--- begin Provided records ---

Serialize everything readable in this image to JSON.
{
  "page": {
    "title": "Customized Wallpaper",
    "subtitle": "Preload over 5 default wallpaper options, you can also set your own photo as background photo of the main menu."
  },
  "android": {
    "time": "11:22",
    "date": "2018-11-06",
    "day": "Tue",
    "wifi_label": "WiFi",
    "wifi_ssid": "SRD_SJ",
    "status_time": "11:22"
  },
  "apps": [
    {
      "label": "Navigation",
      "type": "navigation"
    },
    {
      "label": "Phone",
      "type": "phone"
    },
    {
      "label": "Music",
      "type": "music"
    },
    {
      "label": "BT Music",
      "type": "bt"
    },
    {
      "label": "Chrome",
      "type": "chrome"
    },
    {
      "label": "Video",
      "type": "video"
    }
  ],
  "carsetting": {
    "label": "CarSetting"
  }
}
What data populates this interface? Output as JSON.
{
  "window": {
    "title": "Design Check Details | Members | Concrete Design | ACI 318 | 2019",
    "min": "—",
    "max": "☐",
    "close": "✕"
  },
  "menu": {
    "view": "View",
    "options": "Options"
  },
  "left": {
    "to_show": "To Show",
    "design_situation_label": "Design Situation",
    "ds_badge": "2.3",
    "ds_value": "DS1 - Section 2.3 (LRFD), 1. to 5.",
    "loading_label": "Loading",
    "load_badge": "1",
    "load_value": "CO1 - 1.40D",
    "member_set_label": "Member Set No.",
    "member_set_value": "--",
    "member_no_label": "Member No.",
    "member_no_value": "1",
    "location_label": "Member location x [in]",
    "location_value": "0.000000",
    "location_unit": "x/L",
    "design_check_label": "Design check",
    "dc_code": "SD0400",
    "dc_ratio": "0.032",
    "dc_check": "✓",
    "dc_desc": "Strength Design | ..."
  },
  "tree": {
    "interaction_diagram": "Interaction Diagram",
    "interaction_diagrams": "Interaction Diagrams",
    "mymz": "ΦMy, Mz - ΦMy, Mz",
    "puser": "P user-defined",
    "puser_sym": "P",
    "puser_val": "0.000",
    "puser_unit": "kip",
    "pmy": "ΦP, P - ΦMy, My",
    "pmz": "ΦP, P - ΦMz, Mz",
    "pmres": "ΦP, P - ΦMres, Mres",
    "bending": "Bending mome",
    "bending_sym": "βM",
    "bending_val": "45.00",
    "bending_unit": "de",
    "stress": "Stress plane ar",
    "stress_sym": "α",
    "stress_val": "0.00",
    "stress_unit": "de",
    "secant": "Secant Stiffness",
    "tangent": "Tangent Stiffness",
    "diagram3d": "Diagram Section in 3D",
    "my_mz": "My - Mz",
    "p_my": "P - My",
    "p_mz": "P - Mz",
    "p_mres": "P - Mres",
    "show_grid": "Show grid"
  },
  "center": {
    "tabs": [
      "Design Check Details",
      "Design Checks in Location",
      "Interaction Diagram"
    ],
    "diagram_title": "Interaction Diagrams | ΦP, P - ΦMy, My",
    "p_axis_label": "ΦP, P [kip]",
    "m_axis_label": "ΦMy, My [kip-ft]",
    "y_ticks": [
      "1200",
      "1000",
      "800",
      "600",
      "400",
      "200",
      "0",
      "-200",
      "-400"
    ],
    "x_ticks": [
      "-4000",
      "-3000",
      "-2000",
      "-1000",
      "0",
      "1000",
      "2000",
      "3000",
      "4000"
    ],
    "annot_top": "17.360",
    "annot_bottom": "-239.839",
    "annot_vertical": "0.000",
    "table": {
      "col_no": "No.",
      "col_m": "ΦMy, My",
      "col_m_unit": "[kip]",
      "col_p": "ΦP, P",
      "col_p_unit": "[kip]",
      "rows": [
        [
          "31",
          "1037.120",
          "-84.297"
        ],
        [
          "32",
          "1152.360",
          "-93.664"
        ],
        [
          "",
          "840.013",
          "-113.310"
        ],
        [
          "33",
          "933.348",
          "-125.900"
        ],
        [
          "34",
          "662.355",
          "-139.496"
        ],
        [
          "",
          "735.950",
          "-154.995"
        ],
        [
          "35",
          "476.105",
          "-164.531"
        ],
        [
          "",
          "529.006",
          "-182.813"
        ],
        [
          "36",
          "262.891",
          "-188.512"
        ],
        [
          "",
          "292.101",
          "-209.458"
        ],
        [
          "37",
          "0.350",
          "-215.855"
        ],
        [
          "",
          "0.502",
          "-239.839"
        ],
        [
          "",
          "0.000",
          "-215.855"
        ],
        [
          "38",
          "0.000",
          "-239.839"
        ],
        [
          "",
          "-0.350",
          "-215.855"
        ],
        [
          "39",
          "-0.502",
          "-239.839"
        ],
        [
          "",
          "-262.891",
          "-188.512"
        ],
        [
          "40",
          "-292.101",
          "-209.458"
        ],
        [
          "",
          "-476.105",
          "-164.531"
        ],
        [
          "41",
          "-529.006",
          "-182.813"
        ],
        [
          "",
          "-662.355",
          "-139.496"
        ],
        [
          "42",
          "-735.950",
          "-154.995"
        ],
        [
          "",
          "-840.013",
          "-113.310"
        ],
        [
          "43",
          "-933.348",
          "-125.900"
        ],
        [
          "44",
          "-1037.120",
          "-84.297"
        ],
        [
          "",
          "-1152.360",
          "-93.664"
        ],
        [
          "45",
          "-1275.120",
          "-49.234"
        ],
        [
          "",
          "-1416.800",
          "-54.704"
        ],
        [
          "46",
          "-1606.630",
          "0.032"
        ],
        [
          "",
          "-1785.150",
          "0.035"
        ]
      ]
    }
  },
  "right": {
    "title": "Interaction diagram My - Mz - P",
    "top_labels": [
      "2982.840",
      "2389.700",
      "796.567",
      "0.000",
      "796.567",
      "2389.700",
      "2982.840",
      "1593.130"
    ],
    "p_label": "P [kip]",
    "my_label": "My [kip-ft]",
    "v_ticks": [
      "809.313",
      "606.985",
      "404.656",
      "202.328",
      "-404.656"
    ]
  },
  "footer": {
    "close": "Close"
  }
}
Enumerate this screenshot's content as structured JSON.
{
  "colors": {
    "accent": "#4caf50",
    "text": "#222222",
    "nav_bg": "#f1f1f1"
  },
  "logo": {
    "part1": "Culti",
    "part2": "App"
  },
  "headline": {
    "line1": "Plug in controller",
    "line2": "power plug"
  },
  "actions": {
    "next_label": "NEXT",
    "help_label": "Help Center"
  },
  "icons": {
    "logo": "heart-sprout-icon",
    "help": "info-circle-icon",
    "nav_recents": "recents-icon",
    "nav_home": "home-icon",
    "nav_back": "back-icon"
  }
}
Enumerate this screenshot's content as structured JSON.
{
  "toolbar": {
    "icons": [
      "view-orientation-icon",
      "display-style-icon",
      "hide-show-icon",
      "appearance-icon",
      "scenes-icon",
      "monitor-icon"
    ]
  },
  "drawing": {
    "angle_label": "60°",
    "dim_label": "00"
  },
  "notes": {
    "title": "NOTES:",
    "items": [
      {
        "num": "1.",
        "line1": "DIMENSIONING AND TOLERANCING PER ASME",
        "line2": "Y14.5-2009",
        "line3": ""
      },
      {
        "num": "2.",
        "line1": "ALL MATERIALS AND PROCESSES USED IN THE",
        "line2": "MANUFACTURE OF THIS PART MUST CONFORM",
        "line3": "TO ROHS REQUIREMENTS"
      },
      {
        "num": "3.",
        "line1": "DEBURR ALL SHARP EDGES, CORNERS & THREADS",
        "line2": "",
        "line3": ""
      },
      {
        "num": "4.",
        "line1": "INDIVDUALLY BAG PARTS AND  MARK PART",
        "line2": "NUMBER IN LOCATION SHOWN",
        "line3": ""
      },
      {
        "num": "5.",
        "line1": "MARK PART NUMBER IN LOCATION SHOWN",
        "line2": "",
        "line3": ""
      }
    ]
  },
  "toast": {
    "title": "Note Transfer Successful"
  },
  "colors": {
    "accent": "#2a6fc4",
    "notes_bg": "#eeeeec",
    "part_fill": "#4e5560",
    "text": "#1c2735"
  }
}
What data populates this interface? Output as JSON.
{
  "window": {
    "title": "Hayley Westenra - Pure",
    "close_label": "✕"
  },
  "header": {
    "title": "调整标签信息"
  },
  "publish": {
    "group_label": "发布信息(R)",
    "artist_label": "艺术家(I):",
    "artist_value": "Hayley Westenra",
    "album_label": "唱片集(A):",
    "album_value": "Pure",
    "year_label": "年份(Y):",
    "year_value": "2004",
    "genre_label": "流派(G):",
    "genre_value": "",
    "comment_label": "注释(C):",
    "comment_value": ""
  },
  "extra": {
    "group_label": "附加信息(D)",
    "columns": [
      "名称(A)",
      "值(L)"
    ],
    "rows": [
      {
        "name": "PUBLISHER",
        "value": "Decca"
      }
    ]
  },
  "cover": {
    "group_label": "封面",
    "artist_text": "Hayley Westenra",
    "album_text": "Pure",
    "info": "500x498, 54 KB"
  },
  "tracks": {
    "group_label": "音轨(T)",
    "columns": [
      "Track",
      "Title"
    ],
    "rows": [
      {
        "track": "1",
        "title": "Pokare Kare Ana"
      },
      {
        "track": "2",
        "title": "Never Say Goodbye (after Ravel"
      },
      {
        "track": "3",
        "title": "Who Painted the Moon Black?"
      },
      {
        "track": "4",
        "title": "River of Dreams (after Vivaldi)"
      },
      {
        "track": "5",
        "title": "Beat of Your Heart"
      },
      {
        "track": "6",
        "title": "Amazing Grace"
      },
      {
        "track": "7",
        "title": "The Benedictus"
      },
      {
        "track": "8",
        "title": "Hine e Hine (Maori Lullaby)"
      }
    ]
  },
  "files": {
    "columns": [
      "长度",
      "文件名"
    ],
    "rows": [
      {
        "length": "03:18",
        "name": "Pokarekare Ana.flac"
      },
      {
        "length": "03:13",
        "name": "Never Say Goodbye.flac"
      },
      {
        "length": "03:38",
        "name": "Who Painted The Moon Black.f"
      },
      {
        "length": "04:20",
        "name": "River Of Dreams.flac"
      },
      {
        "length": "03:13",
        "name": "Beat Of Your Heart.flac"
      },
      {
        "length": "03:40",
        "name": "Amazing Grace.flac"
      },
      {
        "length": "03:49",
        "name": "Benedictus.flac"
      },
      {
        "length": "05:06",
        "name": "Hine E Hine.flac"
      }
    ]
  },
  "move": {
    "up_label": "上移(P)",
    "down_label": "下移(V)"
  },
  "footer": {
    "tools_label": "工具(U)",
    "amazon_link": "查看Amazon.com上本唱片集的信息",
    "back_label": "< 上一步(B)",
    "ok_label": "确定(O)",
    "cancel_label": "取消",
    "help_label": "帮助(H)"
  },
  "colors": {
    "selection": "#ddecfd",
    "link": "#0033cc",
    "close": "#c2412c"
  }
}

--- end Provided records ---

● **Given request**:
Return every line containing "Pure".

● **Output below**:
    "title": "Hayley Westenra - Pure",
    "album_value": "Pure",
    "album_text": "Pure",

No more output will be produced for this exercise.